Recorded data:
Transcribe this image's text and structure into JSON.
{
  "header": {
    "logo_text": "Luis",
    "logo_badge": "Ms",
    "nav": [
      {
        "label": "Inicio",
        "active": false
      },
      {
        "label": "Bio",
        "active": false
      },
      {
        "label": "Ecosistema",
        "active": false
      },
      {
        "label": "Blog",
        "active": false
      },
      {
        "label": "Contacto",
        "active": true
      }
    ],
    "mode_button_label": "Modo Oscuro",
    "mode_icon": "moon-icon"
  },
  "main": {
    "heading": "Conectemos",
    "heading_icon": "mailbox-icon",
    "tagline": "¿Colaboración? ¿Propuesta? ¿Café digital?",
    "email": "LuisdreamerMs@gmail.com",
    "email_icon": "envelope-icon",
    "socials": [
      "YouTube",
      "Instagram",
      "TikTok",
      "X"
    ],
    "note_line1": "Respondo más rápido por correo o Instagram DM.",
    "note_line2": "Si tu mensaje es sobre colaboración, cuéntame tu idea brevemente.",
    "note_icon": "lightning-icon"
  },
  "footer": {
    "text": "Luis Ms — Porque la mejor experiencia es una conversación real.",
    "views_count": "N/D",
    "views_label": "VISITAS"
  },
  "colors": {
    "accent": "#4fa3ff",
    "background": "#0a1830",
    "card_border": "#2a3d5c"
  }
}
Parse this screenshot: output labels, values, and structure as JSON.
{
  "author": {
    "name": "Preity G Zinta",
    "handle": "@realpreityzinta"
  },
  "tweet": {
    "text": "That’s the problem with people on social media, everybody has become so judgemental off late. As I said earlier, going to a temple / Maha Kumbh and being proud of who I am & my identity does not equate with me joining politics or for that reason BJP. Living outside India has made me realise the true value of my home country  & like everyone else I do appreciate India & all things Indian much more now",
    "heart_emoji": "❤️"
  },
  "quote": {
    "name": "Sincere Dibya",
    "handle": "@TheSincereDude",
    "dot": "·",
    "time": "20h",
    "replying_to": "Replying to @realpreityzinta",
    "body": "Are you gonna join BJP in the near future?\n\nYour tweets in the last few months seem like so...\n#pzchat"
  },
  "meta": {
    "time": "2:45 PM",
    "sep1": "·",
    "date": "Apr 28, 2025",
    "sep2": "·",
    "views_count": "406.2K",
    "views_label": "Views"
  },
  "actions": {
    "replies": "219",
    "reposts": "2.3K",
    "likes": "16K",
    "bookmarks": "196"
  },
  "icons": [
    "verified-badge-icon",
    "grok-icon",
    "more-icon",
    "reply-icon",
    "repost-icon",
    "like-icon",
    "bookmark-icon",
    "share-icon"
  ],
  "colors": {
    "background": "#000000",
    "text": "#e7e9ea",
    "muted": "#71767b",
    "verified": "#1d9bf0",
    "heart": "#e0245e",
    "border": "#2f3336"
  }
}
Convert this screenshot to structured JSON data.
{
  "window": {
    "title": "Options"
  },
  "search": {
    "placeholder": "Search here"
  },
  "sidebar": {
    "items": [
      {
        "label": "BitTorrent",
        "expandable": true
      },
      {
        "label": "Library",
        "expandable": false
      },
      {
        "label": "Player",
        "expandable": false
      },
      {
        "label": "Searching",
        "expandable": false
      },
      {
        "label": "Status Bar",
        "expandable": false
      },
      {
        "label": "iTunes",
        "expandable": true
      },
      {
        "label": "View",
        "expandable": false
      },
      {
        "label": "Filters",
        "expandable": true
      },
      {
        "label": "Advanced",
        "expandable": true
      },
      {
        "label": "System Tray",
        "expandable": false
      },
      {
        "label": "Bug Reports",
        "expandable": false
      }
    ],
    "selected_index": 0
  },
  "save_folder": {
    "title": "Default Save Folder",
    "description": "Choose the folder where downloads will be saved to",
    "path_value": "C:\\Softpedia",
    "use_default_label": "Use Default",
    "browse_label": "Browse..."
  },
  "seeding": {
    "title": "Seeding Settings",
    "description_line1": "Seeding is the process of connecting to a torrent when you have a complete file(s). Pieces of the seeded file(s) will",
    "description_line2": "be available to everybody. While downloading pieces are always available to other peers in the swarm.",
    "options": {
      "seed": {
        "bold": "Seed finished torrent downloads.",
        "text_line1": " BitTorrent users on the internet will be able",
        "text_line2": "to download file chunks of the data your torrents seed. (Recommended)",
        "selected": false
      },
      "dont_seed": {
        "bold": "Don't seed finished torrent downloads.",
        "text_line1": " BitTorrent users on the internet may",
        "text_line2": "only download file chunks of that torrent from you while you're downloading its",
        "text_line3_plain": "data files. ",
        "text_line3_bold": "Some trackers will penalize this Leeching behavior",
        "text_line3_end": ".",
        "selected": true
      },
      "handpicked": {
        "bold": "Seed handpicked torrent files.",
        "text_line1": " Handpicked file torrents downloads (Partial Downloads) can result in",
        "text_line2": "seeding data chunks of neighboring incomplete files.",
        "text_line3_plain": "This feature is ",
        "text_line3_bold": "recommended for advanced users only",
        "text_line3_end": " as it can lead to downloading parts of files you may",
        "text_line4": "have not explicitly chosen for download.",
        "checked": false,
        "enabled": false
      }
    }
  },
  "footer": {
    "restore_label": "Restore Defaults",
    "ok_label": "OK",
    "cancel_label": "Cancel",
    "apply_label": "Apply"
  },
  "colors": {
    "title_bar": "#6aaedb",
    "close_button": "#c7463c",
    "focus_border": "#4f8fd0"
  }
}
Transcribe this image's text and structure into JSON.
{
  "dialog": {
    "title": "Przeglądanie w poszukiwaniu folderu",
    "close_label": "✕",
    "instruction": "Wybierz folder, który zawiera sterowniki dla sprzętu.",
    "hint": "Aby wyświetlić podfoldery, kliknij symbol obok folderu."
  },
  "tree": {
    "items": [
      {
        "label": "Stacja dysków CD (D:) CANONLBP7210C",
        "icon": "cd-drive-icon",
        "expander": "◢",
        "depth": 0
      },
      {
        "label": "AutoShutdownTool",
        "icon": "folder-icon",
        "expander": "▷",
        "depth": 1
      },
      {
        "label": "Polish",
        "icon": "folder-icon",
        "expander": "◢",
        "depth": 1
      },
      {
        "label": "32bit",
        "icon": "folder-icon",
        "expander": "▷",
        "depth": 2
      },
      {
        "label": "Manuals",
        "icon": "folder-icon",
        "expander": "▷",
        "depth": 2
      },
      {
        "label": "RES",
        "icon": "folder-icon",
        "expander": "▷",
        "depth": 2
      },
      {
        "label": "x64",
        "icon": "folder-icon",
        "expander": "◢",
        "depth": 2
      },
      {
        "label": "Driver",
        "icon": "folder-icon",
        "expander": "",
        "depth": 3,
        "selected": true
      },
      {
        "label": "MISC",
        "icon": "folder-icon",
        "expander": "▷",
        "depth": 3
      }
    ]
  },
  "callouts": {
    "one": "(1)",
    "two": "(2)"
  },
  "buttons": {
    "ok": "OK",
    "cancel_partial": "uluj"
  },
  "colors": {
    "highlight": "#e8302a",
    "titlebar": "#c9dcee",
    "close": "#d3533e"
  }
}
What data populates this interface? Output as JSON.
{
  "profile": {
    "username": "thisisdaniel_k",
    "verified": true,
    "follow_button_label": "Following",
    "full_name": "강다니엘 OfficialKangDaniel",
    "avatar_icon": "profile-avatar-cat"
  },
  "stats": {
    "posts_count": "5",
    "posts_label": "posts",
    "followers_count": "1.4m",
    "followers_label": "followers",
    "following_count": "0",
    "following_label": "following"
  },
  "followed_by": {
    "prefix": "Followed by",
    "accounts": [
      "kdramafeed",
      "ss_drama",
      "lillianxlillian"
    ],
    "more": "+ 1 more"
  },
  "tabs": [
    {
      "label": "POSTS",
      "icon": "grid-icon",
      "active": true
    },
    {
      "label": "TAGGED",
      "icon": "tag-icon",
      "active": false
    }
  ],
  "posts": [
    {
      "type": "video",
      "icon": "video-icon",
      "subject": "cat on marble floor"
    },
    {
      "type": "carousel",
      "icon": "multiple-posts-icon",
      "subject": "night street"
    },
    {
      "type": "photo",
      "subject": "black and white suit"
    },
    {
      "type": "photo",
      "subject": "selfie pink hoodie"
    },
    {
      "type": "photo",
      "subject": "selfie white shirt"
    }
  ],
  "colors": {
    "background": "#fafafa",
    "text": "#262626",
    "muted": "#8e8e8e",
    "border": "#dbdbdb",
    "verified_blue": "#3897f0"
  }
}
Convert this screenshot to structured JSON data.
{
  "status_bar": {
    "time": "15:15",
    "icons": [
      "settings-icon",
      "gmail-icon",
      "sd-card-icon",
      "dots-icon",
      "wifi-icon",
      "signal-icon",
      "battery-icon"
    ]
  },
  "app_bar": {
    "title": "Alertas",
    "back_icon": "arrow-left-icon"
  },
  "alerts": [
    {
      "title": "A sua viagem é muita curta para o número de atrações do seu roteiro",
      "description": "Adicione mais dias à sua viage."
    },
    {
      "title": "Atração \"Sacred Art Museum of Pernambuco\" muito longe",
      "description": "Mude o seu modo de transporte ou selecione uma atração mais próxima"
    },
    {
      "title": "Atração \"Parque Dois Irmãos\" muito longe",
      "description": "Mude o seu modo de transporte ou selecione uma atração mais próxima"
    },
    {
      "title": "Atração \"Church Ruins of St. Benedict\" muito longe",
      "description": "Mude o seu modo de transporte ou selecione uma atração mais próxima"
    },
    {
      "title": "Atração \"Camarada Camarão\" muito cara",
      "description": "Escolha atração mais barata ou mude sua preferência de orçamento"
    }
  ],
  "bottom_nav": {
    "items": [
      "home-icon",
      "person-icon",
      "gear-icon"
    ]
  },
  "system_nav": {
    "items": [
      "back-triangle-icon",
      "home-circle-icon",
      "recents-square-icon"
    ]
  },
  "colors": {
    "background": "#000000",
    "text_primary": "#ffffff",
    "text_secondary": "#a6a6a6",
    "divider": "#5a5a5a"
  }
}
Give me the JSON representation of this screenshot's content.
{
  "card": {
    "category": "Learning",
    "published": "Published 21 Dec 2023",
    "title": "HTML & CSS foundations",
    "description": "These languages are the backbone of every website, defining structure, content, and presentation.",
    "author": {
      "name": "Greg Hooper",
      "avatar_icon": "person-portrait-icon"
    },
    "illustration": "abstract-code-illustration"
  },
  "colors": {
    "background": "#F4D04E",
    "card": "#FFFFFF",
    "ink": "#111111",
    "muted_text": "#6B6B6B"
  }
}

> **What this task involves**: Which lines contain the word "chunks"? Return each of them.

> **Output for this task**:
        "text_line2": "to download file chunks of the data your torrents seed. (Recommended)",
        "text_line2": "only download file chunks of that torrent from you while you're downloading its",
        "text_line2": "seeding data chunks of neighboring incomplete files.",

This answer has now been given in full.